WRITTEN INSTRUCTION:
Rewrite the records below from the line with "Find all labels, buttons, inputs, and" to the line with "row-label: Mông [56, 152, 90, 168]", swapping "cell-value" for "value" and leaving everything else as it is. Return only those lines.

DATA EXCERPTS:

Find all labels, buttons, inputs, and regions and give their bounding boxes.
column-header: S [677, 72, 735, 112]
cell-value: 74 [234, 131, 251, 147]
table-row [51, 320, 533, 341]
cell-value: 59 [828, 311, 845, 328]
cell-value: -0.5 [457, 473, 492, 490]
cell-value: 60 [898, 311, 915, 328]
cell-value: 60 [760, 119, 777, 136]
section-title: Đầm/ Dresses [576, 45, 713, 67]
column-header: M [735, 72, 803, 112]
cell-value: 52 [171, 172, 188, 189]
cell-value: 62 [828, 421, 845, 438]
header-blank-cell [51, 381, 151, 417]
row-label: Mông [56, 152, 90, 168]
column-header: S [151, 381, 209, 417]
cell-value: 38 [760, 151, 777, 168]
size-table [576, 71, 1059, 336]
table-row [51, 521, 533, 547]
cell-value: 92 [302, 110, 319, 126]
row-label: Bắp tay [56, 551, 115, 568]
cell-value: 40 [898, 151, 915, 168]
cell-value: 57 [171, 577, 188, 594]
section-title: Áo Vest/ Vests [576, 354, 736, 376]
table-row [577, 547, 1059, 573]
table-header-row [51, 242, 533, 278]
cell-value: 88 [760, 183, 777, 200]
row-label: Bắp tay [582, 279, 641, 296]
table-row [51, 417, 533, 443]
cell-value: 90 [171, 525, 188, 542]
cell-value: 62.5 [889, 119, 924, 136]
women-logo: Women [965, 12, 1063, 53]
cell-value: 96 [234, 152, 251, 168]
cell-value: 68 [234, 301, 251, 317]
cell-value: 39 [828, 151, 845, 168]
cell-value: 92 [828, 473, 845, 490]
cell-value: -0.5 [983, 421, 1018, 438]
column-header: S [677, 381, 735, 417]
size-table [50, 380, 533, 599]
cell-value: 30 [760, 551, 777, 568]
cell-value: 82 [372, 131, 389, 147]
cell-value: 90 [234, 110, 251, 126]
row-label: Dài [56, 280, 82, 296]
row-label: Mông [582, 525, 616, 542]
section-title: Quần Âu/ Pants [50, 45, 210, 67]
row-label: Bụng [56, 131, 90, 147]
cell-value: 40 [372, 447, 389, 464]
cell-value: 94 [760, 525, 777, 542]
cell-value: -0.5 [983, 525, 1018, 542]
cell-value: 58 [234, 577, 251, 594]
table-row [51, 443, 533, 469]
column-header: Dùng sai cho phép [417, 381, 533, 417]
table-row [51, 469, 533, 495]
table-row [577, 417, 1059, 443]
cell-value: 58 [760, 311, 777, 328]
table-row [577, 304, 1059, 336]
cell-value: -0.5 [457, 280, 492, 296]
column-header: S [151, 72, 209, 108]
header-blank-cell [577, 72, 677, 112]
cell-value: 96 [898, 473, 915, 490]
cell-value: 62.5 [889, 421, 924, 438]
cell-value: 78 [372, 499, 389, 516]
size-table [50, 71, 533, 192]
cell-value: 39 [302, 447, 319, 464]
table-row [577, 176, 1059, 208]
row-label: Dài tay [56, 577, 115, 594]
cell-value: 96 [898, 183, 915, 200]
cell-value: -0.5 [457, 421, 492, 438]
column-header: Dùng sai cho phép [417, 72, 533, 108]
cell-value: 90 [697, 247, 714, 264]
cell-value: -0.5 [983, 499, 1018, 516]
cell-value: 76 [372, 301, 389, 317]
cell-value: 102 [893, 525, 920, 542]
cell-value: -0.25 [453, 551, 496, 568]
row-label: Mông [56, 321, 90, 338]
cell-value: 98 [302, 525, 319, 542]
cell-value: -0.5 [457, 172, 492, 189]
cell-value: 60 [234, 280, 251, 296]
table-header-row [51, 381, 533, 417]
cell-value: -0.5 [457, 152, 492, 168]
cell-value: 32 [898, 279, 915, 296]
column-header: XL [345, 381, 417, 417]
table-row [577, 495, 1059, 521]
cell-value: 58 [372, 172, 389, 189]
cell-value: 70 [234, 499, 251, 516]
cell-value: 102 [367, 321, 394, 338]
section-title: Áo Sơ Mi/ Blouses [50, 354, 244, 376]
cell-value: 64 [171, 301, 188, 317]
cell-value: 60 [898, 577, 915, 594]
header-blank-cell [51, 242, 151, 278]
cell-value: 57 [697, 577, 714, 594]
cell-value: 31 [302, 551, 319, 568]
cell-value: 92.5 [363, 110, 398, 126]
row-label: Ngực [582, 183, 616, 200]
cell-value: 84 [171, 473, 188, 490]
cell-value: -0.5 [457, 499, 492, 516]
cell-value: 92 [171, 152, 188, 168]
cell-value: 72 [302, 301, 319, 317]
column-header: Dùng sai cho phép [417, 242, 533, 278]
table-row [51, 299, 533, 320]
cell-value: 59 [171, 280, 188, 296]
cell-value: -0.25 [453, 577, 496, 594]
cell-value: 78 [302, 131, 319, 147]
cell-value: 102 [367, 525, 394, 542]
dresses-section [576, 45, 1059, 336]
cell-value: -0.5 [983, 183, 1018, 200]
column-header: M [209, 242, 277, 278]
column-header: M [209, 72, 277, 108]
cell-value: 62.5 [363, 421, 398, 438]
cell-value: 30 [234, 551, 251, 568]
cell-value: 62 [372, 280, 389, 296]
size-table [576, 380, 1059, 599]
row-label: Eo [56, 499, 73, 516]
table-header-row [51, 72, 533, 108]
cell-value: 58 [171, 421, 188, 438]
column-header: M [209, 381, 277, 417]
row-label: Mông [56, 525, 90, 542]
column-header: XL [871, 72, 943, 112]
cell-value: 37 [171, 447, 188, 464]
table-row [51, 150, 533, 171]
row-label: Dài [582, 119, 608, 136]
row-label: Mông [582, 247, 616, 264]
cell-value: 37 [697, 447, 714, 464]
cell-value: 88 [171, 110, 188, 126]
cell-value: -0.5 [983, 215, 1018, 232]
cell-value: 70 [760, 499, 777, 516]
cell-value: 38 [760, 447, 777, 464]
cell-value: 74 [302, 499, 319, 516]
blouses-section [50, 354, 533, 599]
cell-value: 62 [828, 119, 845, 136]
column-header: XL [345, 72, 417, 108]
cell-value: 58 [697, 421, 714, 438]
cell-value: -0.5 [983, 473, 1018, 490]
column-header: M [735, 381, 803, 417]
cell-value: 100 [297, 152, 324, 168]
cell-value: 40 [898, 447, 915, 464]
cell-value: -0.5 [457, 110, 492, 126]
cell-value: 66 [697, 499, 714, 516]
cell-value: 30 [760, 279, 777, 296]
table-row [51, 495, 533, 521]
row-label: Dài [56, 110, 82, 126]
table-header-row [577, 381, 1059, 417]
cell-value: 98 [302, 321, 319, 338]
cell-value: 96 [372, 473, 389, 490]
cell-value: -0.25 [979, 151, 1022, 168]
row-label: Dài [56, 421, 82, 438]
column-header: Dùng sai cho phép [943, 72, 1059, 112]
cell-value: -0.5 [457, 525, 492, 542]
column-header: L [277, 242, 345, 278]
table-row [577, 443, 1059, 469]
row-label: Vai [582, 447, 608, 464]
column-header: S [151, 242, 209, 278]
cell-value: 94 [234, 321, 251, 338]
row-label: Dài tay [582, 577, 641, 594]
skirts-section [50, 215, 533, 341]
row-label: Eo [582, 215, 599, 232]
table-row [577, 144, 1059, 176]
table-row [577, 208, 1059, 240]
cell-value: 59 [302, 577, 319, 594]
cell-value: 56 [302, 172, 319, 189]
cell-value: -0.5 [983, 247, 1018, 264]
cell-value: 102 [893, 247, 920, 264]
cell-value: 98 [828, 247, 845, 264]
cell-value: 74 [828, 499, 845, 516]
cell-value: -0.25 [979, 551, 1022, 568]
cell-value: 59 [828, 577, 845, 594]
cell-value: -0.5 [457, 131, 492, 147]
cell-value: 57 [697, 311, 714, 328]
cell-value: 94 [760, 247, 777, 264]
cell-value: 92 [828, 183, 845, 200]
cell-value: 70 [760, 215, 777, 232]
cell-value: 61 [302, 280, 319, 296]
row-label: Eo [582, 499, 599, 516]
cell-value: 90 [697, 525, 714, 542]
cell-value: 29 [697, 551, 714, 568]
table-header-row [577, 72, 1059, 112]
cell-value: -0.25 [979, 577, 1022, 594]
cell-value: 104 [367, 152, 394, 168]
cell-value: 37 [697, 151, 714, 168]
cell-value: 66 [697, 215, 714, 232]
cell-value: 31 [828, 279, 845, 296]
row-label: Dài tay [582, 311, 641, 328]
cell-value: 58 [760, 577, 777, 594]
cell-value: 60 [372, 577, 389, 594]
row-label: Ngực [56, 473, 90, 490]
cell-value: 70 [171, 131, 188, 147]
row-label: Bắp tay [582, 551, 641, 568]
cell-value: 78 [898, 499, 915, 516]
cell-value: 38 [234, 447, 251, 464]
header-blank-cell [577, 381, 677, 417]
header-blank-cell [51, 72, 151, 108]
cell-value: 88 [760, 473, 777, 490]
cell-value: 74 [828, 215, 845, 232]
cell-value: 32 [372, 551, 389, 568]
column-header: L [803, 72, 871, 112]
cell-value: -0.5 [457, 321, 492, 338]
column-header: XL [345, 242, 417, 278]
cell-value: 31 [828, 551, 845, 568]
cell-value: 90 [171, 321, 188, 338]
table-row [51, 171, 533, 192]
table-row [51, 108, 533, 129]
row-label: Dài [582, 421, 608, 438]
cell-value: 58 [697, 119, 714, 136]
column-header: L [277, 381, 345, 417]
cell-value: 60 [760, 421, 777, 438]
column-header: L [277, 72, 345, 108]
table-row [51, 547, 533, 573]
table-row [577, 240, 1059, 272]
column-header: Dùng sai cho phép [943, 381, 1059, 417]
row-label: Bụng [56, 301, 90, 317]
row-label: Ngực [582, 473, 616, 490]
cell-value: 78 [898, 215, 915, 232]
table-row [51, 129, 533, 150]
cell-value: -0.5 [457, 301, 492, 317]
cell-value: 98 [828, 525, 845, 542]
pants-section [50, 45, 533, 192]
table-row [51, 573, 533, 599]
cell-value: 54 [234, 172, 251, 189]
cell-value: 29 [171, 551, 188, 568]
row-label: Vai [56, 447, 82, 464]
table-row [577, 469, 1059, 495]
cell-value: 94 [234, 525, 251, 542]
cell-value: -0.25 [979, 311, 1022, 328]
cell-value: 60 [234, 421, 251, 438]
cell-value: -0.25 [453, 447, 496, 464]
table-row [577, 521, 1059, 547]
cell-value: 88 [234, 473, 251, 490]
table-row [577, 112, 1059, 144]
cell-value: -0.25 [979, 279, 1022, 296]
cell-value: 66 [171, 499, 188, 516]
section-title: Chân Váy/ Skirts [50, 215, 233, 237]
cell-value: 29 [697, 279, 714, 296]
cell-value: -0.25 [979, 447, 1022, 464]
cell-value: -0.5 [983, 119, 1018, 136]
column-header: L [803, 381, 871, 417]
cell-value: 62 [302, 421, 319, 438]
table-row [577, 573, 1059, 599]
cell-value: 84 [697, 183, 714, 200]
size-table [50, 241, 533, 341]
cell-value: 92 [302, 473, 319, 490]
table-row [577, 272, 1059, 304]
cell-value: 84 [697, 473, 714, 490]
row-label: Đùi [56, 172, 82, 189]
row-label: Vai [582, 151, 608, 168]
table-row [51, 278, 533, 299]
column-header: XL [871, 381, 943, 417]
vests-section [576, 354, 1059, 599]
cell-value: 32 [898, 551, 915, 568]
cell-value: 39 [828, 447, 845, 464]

...

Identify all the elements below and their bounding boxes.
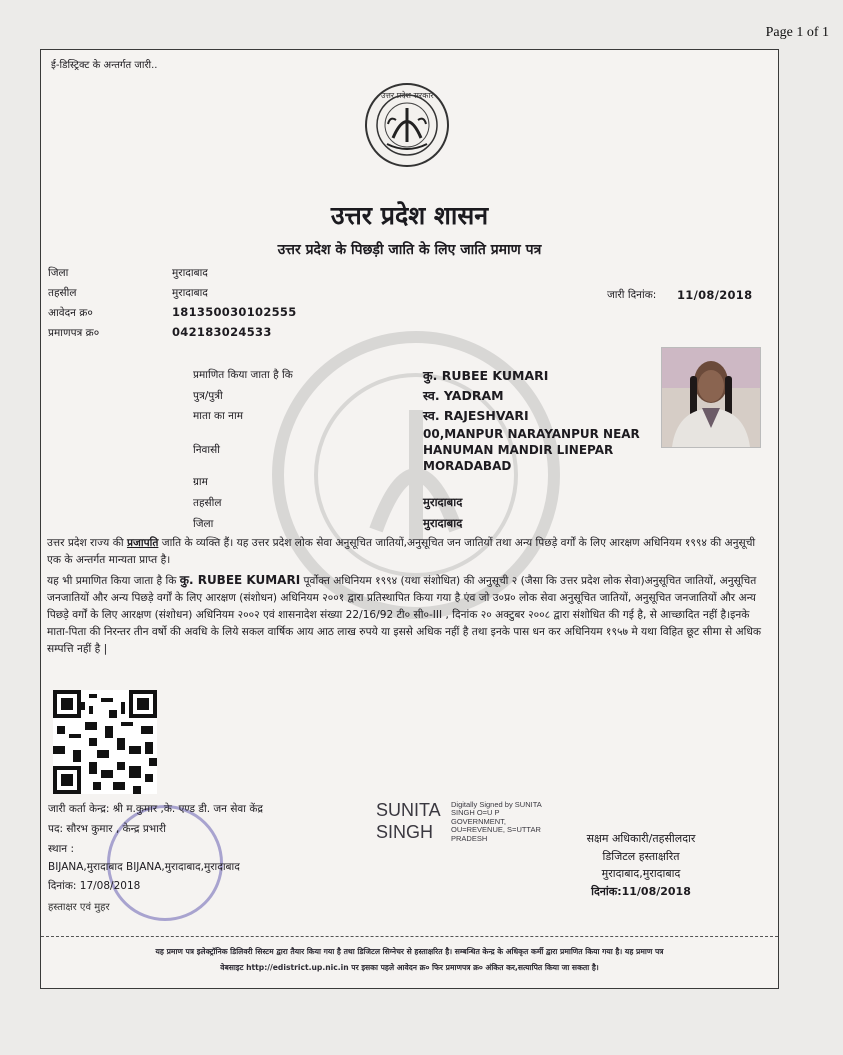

ANSWER TO THE EXERCISE:
Find all labels, buttons, inputs, and regions and give their bounding boxes.
column-header: S [677, 72, 735, 112]
value: 74 [234, 131, 251, 147]
table-row [51, 320, 533, 341]
value: 59 [828, 311, 845, 328]
value: -0.5 [457, 473, 492, 490]
value: 60 [898, 311, 915, 328]
value: 60 [760, 119, 777, 136]
section-title: Đầm/ Dresses [576, 45, 713, 67]
column-header: M [735, 72, 803, 112]
value: 52 [171, 172, 188, 189]
value: 62 [828, 421, 845, 438]
header-blank-cell [51, 381, 151, 417]
row-label: Mông [56, 152, 90, 168]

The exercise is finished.